> WORK TO DO: In the data, extract each line that holds the string "true".

> SOURCE MATERIAL:

*-*-*

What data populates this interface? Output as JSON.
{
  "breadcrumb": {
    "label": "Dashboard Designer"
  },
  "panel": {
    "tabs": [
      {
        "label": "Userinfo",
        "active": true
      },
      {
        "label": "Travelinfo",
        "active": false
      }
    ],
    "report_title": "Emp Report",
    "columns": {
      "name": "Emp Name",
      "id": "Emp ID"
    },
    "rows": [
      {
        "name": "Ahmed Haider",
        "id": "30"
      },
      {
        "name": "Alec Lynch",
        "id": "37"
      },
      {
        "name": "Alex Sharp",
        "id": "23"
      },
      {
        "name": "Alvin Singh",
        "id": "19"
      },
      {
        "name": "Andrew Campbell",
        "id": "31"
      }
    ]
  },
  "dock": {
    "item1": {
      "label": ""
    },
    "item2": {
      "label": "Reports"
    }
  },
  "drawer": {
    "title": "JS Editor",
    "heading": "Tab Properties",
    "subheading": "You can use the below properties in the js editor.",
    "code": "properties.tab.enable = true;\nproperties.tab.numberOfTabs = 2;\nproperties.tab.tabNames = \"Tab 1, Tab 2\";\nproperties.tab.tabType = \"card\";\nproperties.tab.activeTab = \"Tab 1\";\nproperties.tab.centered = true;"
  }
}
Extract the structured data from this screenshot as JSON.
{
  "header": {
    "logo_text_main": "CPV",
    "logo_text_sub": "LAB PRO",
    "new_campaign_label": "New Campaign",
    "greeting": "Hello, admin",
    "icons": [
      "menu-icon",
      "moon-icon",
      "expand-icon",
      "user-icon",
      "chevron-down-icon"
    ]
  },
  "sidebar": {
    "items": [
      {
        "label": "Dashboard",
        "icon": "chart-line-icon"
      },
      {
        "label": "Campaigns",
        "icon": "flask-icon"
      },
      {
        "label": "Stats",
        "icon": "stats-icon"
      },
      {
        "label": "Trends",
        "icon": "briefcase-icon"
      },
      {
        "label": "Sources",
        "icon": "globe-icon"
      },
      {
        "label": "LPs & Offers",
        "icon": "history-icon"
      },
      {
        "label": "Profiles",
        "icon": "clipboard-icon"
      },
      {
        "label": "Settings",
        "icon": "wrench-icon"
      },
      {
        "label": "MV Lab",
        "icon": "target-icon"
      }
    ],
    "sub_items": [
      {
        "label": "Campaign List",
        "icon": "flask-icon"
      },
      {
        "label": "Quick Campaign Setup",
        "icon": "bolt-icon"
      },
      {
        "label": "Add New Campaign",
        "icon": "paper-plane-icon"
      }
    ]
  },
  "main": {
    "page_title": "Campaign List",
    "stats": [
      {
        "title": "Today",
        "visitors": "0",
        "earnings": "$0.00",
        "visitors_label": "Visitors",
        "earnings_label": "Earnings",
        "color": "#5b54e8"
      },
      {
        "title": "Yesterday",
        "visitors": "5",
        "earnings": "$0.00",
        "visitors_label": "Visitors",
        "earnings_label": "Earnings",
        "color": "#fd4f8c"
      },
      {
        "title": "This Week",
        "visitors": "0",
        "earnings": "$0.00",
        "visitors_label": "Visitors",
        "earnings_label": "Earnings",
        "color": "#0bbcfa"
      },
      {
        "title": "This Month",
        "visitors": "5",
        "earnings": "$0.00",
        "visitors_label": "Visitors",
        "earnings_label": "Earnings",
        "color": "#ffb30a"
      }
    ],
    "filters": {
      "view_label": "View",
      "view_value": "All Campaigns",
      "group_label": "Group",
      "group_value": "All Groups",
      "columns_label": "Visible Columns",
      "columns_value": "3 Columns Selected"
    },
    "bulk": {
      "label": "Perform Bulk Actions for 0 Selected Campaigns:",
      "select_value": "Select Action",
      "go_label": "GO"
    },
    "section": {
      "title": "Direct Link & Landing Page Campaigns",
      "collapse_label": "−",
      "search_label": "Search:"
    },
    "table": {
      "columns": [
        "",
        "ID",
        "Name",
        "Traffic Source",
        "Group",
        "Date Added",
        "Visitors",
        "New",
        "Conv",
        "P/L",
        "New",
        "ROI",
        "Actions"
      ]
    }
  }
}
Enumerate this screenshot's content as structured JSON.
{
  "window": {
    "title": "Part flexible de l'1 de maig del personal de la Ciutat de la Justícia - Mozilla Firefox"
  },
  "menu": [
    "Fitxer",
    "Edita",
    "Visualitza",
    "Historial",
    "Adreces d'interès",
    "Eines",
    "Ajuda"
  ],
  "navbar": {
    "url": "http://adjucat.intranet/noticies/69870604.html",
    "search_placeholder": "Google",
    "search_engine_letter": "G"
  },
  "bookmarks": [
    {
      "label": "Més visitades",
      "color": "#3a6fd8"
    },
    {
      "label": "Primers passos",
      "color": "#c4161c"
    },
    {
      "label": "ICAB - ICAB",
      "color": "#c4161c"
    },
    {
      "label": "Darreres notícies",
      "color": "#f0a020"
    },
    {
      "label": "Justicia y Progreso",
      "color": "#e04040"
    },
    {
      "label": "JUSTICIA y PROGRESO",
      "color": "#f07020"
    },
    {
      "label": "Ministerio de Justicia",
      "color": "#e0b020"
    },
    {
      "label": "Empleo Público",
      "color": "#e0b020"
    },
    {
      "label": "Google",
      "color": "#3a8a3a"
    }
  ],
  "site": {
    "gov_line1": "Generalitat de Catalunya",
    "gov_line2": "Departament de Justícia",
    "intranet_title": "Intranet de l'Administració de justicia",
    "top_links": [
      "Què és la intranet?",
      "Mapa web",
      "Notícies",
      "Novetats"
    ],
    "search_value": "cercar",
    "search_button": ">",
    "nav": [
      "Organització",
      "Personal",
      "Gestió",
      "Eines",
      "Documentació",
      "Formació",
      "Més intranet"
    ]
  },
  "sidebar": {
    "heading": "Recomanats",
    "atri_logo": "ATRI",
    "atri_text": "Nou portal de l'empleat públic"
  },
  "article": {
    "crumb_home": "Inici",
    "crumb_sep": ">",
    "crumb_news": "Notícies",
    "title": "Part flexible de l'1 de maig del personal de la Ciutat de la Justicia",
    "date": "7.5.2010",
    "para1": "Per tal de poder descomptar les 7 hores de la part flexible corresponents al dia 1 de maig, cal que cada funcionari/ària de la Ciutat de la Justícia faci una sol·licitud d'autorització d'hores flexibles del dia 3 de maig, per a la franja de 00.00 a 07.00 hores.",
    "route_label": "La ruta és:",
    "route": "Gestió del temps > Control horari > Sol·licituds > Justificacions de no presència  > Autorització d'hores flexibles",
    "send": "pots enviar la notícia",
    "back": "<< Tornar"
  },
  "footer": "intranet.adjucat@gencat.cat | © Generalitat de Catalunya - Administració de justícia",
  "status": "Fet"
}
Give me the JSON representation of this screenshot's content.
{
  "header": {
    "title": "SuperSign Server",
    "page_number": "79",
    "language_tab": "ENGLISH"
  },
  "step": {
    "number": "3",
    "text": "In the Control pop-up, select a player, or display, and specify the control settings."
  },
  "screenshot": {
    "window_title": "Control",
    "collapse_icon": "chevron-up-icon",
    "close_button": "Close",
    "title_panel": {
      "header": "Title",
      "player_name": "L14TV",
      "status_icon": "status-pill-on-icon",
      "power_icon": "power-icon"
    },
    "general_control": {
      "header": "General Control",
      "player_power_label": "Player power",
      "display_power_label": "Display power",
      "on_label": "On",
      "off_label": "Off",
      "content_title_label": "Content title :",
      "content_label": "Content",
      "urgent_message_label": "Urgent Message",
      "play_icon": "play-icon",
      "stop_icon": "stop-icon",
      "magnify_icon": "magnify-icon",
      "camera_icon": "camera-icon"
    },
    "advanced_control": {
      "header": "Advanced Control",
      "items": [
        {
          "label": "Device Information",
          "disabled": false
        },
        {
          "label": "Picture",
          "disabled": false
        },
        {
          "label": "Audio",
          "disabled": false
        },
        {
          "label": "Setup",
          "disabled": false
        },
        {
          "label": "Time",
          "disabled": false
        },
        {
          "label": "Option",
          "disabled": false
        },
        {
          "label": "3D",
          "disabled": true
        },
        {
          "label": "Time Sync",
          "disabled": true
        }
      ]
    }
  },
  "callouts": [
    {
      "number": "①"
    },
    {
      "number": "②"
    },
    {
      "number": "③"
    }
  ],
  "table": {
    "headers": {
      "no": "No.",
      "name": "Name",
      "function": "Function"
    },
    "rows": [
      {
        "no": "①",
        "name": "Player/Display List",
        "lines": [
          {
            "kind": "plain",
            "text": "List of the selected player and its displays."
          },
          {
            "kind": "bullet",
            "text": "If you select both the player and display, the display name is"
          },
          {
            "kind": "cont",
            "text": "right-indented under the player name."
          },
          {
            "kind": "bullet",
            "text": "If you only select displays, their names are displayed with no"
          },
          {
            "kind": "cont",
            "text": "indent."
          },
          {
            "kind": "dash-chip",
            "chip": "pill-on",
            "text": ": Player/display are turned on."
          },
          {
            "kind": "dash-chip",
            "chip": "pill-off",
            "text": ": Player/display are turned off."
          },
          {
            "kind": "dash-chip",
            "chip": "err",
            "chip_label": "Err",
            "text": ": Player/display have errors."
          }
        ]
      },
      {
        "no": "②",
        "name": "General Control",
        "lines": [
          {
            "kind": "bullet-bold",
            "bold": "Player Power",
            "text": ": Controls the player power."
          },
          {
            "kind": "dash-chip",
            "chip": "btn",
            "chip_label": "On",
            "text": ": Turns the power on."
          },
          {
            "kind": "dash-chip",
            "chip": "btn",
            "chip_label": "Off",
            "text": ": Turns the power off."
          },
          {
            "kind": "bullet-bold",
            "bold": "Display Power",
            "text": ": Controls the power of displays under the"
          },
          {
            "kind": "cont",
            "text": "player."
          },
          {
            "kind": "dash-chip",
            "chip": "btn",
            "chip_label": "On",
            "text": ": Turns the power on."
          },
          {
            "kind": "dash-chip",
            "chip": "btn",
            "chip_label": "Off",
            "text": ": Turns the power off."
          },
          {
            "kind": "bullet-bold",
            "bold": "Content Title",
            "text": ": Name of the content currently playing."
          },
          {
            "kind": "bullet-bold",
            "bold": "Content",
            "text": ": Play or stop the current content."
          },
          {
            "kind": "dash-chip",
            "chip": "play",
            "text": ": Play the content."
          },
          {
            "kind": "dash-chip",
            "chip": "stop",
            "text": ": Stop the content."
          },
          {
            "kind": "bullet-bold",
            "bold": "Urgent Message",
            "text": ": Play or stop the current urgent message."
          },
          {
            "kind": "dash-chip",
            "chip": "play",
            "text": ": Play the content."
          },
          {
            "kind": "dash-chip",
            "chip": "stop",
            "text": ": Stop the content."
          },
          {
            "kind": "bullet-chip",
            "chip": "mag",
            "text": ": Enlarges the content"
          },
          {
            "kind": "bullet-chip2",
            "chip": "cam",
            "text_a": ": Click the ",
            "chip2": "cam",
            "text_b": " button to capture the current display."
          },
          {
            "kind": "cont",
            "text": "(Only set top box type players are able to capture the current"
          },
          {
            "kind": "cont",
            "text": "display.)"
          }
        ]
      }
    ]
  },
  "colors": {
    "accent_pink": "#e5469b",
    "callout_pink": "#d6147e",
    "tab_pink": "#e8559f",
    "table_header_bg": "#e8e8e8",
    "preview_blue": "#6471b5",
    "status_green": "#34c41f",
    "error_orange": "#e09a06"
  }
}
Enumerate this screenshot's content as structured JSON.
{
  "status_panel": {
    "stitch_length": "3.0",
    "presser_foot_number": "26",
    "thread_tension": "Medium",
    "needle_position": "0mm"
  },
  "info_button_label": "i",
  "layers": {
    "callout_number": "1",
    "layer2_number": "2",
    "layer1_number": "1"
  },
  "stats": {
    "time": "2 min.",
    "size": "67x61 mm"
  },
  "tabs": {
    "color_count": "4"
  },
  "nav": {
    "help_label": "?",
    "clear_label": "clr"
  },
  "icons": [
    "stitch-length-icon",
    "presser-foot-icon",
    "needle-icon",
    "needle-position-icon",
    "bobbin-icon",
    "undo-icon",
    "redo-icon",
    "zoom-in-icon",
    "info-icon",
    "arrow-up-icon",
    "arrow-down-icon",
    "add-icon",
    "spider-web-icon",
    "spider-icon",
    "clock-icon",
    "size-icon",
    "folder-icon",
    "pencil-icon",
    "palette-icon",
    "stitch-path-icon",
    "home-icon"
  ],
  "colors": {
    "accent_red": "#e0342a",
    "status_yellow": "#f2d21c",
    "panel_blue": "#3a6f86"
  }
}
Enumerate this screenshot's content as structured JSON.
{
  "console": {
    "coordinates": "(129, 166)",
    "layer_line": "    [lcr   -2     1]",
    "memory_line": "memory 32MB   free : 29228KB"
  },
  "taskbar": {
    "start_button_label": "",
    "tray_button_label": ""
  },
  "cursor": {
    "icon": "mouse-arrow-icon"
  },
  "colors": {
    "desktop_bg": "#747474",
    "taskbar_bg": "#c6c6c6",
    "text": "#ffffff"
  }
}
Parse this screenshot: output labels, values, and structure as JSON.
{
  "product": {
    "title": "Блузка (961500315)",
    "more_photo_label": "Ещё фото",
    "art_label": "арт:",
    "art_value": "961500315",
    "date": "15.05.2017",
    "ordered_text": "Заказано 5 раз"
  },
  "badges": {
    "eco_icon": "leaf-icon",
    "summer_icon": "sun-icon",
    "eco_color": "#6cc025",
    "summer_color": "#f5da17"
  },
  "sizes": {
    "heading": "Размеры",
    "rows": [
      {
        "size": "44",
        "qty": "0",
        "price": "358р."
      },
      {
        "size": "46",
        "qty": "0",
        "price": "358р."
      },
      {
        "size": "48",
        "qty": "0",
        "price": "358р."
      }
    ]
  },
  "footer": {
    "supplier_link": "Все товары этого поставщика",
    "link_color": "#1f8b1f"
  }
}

*-*-*

> WRITTEN RESPONSE:
        "active": true
    "code": "properties.tab.enable = true;\nproperties.tab.numberOfTabs = 2;\nproperties.tab.tabNames = \"Tab 1, Tab 2\";\nproperties.tab.tabType = \"card\";\nproperties.tab.activeTab = \"Tab 1\";\nproperties.tab.centered = true;"
          "disabled": true
          "disabled": true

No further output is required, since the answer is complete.